RECORD SET:
================

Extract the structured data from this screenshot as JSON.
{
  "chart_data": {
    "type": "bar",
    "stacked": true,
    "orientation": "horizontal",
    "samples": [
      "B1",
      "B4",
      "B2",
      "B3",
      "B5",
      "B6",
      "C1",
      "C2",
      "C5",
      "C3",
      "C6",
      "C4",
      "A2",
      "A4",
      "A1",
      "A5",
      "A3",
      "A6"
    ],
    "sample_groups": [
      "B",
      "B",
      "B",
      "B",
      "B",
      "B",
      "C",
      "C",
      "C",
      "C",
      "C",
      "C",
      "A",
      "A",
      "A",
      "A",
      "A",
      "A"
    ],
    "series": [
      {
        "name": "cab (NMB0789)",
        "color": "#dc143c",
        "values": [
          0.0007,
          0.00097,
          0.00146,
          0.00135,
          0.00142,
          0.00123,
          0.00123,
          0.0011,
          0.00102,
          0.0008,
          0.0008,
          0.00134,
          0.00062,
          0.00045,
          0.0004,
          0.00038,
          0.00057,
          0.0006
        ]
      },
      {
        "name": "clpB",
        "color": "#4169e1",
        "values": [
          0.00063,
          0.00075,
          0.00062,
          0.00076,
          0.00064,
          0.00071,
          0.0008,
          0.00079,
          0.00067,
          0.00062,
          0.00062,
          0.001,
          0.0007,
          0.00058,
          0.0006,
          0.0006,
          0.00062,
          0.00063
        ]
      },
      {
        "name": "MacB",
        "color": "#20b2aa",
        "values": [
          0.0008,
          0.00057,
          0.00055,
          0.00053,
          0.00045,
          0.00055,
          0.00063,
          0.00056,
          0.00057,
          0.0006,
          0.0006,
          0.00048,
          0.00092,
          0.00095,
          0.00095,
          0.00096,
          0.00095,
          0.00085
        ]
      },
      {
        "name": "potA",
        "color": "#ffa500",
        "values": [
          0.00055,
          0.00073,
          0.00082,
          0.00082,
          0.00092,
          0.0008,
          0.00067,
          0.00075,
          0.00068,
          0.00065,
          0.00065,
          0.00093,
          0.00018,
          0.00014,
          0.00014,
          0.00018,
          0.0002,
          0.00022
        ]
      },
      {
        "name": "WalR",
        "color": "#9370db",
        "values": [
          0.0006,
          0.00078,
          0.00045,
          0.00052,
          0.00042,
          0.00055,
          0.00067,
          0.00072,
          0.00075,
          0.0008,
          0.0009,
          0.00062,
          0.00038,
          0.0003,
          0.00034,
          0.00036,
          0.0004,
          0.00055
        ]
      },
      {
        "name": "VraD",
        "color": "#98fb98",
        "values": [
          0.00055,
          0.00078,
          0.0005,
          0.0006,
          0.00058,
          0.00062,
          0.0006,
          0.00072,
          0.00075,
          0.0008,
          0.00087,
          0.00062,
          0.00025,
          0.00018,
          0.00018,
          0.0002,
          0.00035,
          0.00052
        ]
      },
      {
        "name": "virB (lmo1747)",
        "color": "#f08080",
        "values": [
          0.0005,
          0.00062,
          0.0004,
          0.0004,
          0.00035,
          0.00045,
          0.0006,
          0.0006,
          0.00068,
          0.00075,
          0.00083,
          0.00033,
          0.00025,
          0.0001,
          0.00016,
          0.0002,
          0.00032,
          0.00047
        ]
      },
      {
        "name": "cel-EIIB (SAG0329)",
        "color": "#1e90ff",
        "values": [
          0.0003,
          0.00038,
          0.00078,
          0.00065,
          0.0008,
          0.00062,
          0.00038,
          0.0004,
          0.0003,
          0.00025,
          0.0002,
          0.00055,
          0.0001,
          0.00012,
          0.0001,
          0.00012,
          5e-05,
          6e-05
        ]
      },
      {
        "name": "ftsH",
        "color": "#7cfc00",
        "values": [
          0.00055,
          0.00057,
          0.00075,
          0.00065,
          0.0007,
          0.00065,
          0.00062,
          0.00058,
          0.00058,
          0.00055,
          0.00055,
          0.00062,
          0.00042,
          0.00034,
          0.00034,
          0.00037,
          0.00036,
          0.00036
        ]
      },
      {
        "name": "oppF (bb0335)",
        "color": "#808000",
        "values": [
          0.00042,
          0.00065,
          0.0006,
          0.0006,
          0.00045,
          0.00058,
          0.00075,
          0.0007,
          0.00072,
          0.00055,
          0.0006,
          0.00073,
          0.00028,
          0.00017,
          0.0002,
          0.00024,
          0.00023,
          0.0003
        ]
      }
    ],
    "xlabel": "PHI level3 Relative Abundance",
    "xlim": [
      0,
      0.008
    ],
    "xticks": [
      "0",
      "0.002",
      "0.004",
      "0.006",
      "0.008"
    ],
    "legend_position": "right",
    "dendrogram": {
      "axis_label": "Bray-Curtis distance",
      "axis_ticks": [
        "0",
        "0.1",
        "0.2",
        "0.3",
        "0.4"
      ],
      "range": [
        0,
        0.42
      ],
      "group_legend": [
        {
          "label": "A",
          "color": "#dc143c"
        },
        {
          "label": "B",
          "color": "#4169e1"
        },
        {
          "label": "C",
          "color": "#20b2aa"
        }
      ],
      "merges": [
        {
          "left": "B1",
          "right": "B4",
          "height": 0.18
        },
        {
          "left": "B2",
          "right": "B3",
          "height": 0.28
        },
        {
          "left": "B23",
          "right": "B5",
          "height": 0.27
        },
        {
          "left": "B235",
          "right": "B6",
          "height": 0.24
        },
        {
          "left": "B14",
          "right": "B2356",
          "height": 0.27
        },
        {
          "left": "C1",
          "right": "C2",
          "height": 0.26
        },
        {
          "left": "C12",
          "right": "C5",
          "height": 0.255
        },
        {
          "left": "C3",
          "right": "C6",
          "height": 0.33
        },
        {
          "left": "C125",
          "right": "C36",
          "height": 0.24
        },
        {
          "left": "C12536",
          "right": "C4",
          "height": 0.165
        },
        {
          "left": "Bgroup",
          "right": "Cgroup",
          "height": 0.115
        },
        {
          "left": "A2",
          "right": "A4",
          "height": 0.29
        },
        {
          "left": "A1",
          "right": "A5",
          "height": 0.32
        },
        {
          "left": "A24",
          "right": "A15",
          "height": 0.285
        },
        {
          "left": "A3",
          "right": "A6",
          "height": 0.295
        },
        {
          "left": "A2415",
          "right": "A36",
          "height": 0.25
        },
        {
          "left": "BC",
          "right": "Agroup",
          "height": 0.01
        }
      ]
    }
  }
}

================

Extract every entry above as it appears.

Extract the structured data from this screenshot as JSON.
{
  "chart_data": {
    "type": "bar",
    "stacked": true,
    "orientation": "horizontal",
    "samples": [
      "B1",
      "B4",
      "B2",
      "B3",
      "B5",
      "B6",
      "C1",
      "C2",
      "C5",
      "C3",
      "C6",
      "C4",
      "A2",
      "A4",
      "A1",
      "A5",
      "A3",
      "A6"
    ],
    "sample_groups": [
      "B",
      "B",
      "B",
      "B",
      "B",
      "B",
      "C",
      "C",
      "C",
      "C",
      "C",
      "C",
      "A",
      "A",
      "A",
      "A",
      "A",
      "A"
    ],
    "series": [
      {
        "name": "cab (NMB0789)",
        "color": "#dc143c",
        "values": [
          0.0007,
          0.00097,
          0.00146,
          0.00135,
          0.00142,
          0.00123,
          0.00123,
          0.0011,
          0.00102,
          0.0008,
          0.0008,
          0.00134,
          0.00062,
          0.00045,
          0.0004,
          0.00038,
          0.00057,
          0.0006
        ]
      },
      {
        "name": "clpB",
        "color": "#4169e1",
        "values": [
          0.00063,
          0.00075,
          0.00062,
          0.00076,
          0.00064,
          0.00071,
          0.0008,
          0.00079,
          0.00067,
          0.00062,
          0.00062,
          0.001,
          0.0007,
          0.00058,
          0.0006,
          0.0006,
          0.00062,
          0.00063
        ]
      },
      {
        "name": "MacB",
        "color": "#20b2aa",
        "values": [
          0.0008,
          0.00057,
          0.00055,
          0.00053,
          0.00045,
          0.00055,
          0.00063,
          0.00056,
          0.00057,
          0.0006,
          0.0006,
          0.00048,
          0.00092,
          0.00095,
          0.00095,
          0.00096,
          0.00095,
          0.00085
        ]
      },
      {
        "name": "potA",
        "color": "#ffa500",
        "values": [
          0.00055,
          0.00073,
          0.00082,
          0.00082,
          0.00092,
          0.0008,
          0.00067,
          0.00075,
          0.00068,
          0.00065,
          0.00065,
          0.00093,
          0.00018,
          0.00014,
          0.00014,
          0.00018,
          0.0002,
          0.00022
        ]
      },
      {
        "name": "WalR",
        "color": "#9370db",
        "values": [
          0.0006,
          0.00078,
          0.00045,
          0.00052,
          0.00042,
          0.00055,
          0.00067,
          0.00072,
          0.00075,
          0.0008,
          0.0009,
          0.00062,
          0.00038,
          0.0003,
          0.00034,
          0.00036,
          0.0004,
          0.00055
        ]
      },
      {
        "name": "VraD",
        "color": "#98fb98",
        "values": [
          0.00055,
          0.00078,
          0.0005,
          0.0006,
          0.00058,
          0.00062,
          0.0006,
          0.00072,
          0.00075,
          0.0008,
          0.00087,
          0.00062,
          0.00025,
          0.00018,
          0.00018,
          0.0002,
          0.00035,
          0.00052
        ]
      },
      {
        "name": "virB (lmo1747)",
        "color": "#f08080",
        "values": [
          0.0005,
          0.00062,
          0.0004,
          0.0004,
          0.00035,
          0.00045,
          0.0006,
          0.0006,
          0.00068,
          0.00075,
          0.00083,
          0.00033,
          0.00025,
          0.0001,
          0.00016,
          0.0002,
          0.00032,
          0.00047
        ]
      },
      {
        "name": "cel-EIIB (SAG0329)",
        "color": "#1e90ff",
        "values": [
          0.0003,
          0.00038,
          0.00078,
          0.00065,
          0.0008,
          0.00062,
          0.00038,
          0.0004,
          0.0003,
          0.00025,
          0.0002,
          0.00055,
          0.0001,
          0.00012,
          0.0001,
          0.00012,
          5e-05,
          6e-05
        ]
      },
      {
        "name": "ftsH",
        "color": "#7cfc00",
        "values": [
          0.00055,
          0.00057,
          0.00075,
          0.00065,
          0.0007,
          0.00065,
          0.00062,
          0.00058,
          0.00058,
          0.00055,
          0.00055,
          0.00062,
          0.00042,
          0.00034,
          0.00034,
          0.00037,
          0.00036,
          0.00036
        ]
      },
      {
        "name": "oppF (bb0335)",
        "color": "#808000",
        "values": [
          0.00042,
          0.00065,
          0.0006,
          0.0006,
          0.00045,
          0.00058,
          0.00075,
          0.0007,
          0.00072,
          0.00055,
          0.0006,
          0.00073,
          0.00028,
          0.00017,
          0.0002,
          0.00024,
          0.00023,
          0.0003
        ]
      }
    ],
    "xlabel": "PHI level3 Relative Abundance",
    "xlim": [
      0,
      0.008
    ],
    "xticks": [
      "0",
      "0.002",
      "0.004",
      "0.006",
      "0.008"
    ],
    "legend_position": "right",
    "dendrogram": {
      "axis_label": "Bray-Curtis distance",
      "axis_ticks": [
        "0",
        "0.1",
        "0.2",
        "0.3",
        "0.4"
      ],
      "range": [
        0,
        0.42
      ],
      "group_legend": [
        {
          "label": "A",
          "color": "#dc143c"
        },
        {
          "label": "B",
          "color": "#4169e1"
        },
        {
          "label": "C",
          "color": "#20b2aa"
        }
      ],
      "merges": [
        {
          "left": "B1",
          "right": "B4",
          "height": 0.18
        },
        {
          "left": "B2",
          "right": "B3",
          "height": 0.28
        },
        {
          "left": "B23",
          "right": "B5",
          "height": 0.27
        },
        {
          "left": "B235",
          "right": "B6",
          "height": 0.24
        },
        {
          "left": "B14",
          "right": "B2356",
          "height": 0.27
        },
        {
          "left": "C1",
          "right": "C2",
          "height": 0.26
        },
        {
          "left": "C12",
          "right": "C5",
          "height": 0.255
        },
        {
          "left": "C3",
          "right": "C6",
          "height": 0.33
        },
        {
          "left": "C125",
          "right": "C36",
          "height": 0.24
        },
        {
          "left": "C12536",
          "right": "C4",
          "height": 0.165
        },
        {
          "left": "Bgroup",
          "right": "Cgroup",
          "height": 0.115
        },
        {
          "left": "A2",
          "right": "A4",
          "height": 0.29
        },
        {
          "left": "A1",
          "right": "A5",
          "height": 0.32
        },
        {
          "left": "A24",
          "right": "A15",
          "height": 0.285
        },
        {
          "left": "A3",
          "right": "A6",
          "height": 0.295
        },
        {
          "left": "A2415",
          "right": "A36",
          "height": 0.25
        },
        {
          "left": "BC",
          "right": "Agroup",
          "height": 0.01
        }
      ]
    }
  }
}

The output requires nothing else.